- GIVEN PROBLEM -
Rewrite everything from the start of the records down to the line containing "bar-hombres-extranjeros-30-34 xyxy=(406,377,435,401)" as a numbered list, including both ends and leaving out any blank lines.

- Coordinate annotation records -
◇ ◇ ◇ ◇ ◇ ◇ ◇

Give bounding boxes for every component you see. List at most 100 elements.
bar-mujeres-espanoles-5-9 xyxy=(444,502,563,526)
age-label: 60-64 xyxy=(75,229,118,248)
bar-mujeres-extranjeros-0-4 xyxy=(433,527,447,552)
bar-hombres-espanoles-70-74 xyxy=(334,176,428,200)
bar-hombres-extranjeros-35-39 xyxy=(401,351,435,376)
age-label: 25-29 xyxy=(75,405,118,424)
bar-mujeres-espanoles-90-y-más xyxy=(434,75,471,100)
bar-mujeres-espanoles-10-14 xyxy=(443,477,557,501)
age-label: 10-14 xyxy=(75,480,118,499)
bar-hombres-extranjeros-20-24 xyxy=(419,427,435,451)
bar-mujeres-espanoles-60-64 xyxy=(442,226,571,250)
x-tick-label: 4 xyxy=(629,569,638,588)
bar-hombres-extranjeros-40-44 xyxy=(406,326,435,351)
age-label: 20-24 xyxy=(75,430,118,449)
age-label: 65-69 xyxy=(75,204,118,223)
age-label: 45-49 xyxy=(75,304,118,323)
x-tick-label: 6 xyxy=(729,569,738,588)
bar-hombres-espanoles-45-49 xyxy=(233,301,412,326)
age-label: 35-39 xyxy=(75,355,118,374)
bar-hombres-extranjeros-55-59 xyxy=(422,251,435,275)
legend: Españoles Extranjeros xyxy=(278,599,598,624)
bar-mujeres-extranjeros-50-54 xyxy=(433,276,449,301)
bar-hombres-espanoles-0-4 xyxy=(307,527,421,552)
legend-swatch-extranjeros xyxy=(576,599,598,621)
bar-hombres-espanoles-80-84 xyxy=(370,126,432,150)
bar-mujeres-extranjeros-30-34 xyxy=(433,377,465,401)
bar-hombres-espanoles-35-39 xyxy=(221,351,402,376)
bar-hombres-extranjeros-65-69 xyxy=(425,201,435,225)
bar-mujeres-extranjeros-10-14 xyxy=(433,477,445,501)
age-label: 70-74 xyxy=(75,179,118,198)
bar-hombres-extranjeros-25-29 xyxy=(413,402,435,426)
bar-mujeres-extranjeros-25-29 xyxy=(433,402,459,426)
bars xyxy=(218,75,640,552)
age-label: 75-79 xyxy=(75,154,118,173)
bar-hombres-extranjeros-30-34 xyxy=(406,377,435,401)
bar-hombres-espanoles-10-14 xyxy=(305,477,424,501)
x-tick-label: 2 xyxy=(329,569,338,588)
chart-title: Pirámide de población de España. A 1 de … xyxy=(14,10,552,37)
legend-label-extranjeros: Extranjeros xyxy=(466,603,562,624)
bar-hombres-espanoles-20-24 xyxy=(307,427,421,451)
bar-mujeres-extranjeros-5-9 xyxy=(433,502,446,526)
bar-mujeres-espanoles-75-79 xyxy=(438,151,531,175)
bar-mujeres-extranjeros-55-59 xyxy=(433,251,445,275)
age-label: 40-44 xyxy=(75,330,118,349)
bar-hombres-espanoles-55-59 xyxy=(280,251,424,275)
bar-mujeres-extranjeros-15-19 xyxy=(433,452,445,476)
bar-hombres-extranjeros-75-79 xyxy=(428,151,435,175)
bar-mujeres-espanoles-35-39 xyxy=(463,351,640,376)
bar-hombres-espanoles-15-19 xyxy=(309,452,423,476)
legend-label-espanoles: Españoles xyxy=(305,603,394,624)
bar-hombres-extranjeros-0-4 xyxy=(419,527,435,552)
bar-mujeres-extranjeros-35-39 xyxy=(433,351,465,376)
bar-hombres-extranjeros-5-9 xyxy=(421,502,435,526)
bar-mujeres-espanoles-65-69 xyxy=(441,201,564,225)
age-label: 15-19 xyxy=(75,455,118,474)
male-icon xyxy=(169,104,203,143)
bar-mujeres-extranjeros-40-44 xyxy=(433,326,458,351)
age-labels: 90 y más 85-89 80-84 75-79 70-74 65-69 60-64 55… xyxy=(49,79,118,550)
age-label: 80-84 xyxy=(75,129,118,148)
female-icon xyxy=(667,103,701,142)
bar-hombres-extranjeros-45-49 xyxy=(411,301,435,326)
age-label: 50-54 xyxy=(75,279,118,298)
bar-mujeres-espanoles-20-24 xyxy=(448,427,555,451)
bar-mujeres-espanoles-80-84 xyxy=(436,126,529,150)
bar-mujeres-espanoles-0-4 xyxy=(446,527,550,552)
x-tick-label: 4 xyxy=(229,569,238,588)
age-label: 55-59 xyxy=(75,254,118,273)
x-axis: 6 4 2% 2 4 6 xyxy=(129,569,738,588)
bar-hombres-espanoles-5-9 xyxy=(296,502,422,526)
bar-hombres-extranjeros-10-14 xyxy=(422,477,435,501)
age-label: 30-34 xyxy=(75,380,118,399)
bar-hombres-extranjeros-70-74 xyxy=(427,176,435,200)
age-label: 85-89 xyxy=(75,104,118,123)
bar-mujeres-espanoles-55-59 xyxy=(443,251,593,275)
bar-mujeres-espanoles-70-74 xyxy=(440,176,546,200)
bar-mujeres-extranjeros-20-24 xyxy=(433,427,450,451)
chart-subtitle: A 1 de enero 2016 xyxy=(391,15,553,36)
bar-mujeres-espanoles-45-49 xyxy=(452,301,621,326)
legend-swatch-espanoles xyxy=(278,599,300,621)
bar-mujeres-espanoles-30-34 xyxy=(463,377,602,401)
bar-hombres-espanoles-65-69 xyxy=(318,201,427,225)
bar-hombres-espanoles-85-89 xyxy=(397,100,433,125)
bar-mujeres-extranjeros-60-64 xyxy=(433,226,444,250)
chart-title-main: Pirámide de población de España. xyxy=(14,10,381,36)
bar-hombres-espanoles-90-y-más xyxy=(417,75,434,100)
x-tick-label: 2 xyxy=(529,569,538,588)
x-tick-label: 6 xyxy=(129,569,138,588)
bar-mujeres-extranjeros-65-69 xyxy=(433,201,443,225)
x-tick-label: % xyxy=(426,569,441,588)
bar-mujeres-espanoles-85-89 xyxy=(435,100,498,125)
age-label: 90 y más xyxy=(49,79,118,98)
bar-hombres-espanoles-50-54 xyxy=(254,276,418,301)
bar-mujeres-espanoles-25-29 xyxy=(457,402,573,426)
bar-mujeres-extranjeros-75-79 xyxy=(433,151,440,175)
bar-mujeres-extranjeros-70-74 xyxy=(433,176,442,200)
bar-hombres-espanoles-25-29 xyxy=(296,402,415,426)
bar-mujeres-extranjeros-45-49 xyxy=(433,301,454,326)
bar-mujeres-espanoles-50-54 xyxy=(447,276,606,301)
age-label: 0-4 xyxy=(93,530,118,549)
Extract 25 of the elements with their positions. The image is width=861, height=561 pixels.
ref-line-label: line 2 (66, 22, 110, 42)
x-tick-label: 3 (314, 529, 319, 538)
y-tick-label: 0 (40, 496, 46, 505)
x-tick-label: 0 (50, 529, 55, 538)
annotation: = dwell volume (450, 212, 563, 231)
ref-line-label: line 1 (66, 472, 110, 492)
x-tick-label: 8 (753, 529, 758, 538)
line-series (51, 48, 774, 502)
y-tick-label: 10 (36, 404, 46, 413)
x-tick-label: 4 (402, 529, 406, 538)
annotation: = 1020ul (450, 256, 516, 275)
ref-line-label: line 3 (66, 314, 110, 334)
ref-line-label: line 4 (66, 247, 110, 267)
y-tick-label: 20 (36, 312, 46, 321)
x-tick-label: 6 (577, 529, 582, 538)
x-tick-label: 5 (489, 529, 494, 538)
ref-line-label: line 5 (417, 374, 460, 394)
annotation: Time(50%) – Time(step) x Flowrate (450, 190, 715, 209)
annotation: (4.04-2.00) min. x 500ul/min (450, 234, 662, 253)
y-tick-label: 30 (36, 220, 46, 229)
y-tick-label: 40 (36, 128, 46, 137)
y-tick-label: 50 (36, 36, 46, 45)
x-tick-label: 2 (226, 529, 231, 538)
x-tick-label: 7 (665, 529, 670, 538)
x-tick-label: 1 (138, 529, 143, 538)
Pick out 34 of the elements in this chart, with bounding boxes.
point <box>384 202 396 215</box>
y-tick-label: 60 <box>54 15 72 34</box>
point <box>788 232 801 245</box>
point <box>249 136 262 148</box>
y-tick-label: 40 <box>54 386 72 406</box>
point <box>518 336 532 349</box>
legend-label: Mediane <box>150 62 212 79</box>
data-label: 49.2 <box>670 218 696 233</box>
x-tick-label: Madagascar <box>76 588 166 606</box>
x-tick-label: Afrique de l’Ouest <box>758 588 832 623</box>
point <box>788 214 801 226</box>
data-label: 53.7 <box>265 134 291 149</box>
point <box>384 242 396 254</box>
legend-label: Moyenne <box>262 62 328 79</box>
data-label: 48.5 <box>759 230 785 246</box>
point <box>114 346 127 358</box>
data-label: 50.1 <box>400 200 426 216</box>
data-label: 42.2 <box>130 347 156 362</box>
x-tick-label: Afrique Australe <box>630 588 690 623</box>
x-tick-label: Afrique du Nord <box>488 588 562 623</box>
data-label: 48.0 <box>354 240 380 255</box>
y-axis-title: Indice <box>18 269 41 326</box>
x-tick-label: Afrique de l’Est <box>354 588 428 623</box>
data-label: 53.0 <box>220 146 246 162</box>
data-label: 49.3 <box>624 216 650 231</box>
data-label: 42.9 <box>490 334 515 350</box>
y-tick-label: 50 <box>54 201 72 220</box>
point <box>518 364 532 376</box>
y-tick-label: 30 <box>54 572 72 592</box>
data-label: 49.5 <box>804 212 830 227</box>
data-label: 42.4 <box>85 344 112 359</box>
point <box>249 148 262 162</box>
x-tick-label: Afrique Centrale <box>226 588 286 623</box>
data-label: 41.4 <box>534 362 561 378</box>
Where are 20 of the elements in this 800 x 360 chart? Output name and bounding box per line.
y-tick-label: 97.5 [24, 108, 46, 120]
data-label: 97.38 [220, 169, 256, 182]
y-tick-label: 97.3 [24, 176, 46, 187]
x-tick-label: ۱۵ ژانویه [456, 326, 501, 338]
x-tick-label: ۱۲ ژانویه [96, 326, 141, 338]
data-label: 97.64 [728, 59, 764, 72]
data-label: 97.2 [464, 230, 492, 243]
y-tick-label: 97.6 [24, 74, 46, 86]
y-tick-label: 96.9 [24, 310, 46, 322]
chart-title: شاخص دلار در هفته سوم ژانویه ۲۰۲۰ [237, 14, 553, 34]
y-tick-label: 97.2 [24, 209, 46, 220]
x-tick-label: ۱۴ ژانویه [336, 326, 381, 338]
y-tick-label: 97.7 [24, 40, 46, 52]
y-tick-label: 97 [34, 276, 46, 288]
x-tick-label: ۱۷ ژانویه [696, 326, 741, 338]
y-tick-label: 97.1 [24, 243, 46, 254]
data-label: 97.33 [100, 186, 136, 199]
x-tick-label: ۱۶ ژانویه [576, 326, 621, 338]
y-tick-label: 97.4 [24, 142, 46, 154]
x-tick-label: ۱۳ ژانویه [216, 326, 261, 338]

◇ ◇ ◇ ◇ ◇ ◇ ◇

- THE OUTPUT -
1. Give bounding boxes for every component you see. List at most 100 elements.
2. bar-mujeres-espanoles-5-9 xyxy=(444,502,563,526)
3. age-label: 60-64 xyxy=(75,229,118,248)
4. bar-mujeres-extranjeros-0-4 xyxy=(433,527,447,552)
5. bar-hombres-espanoles-70-74 xyxy=(334,176,428,200)
6. bar-hombres-extranjeros-35-39 xyxy=(401,351,435,376)
7. age-label: 25-29 xyxy=(75,405,118,424)
8. bar-mujeres-espanoles-90-y-más xyxy=(434,75,471,100)
9. bar-mujeres-espanoles-10-14 xyxy=(443,477,557,501)
10. age-label: 10-14 xyxy=(75,480,118,499)
11. bar-hombres-extranjeros-20-24 xyxy=(419,427,435,451)
12. bar-mujeres-espanoles-60-64 xyxy=(442,226,571,250)
13. x-tick-label: 4 xyxy=(629,569,638,588)
14. bar-hombres-extranjeros-40-44 xyxy=(406,326,435,351)
15. age-label: 20-24 xyxy=(75,430,118,449)
16. age-label: 65-69 xyxy=(75,204,118,223)
17. age-label: 45-49 xyxy=(75,304,118,323)
18. x-tick-label: 6 xyxy=(729,569,738,588)
19. bar-hombres-espanoles-45-49 xyxy=(233,301,412,326)
20. age-label: 35-39 xyxy=(75,355,118,374)
21. bar-hombres-extranjeros-55-59 xyxy=(422,251,435,275)
22. legend: Españoles Extranjeros xyxy=(278,599,598,624)
23. bar-mujeres-extranjeros-50-54 xyxy=(433,276,449,301)
24. bar-hombres-espanoles-0-4 xyxy=(307,527,421,552)
25. legend-swatch-extranjeros xyxy=(576,599,598,621)
26. bar-hombres-espanoles-80-84 xyxy=(370,126,432,150)
27. bar-mujeres-extranjeros-30-34 xyxy=(433,377,465,401)
28. bar-hombres-espanoles-35-39 xyxy=(221,351,402,376)
29. bar-hombres-extranjeros-65-69 xyxy=(425,201,435,225)
30. bar-mujeres-extranjeros-10-14 xyxy=(433,477,445,501)
31. age-label: 70-74 xyxy=(75,179,118,198)
32. bar-hombres-extranjeros-25-29 xyxy=(413,402,435,426)
33. bar-mujeres-extranjeros-25-29 xyxy=(433,402,459,426)
34. bars xyxy=(218,75,640,552)
35. age-label: 75-79 xyxy=(75,154,118,173)
36. bar-hombres-extranjeros-30-34 xyxy=(406,377,435,401)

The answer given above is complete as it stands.